* **Task objective**
In the material below, list every line carrying the string "đoàn".

* **Given data**
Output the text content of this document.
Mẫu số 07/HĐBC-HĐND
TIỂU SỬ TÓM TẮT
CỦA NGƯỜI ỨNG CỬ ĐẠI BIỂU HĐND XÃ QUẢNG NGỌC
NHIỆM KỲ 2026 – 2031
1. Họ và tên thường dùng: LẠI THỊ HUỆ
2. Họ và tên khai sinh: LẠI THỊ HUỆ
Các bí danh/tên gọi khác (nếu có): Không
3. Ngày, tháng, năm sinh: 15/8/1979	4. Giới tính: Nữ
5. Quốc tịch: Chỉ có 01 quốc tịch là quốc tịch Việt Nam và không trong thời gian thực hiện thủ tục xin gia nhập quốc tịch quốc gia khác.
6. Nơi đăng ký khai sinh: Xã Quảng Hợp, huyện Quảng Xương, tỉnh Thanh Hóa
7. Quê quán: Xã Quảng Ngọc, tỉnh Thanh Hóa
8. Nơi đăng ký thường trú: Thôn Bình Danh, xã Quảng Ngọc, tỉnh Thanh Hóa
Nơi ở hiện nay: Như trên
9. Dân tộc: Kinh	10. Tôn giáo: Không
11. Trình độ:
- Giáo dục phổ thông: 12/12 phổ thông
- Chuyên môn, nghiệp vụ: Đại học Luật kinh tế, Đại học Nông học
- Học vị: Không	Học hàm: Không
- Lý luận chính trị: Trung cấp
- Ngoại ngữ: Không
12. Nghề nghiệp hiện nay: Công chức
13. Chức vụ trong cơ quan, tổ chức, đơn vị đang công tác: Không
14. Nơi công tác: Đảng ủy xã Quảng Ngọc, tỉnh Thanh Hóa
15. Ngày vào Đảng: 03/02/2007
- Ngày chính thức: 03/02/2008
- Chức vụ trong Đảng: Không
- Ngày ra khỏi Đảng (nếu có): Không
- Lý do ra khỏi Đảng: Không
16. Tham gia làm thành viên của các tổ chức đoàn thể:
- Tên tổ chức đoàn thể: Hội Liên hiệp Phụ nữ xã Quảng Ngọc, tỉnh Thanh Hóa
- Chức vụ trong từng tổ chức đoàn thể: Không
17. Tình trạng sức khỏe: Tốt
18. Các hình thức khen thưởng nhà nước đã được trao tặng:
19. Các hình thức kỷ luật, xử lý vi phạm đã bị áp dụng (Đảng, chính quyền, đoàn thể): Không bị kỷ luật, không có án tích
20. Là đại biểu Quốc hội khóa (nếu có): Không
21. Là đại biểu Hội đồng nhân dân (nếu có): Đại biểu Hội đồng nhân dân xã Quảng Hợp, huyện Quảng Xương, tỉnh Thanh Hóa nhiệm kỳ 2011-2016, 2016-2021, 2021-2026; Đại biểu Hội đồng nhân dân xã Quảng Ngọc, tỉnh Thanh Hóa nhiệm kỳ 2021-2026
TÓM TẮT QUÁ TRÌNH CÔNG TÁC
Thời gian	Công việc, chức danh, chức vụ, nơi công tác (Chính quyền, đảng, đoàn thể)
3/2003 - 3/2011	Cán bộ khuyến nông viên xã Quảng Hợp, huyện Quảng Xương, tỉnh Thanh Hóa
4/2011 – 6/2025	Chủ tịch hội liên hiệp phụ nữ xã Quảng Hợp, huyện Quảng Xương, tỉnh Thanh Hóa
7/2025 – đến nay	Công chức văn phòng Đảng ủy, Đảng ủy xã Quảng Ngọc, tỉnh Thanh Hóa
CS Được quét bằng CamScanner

* **Solution to the problem**
16. Tham gia làm thành viên của các tổ chức đoàn thể:
- Tên tổ chức đoàn thể: Hội Liên hiệp Phụ nữ xã Quảng Ngọc, tỉnh Thanh Hóa
- Chức vụ trong từng tổ chức đoàn thể: Không
19. Các hình thức kỷ luật, xử lý vi phạm đã bị áp dụng (Đảng, chính quyền, đoàn thể): Không bị kỷ luật, không có án tích
Thời gian	Công việc, chức danh, chức vụ, nơi công tác (Chính quyền, đảng, đoàn thể)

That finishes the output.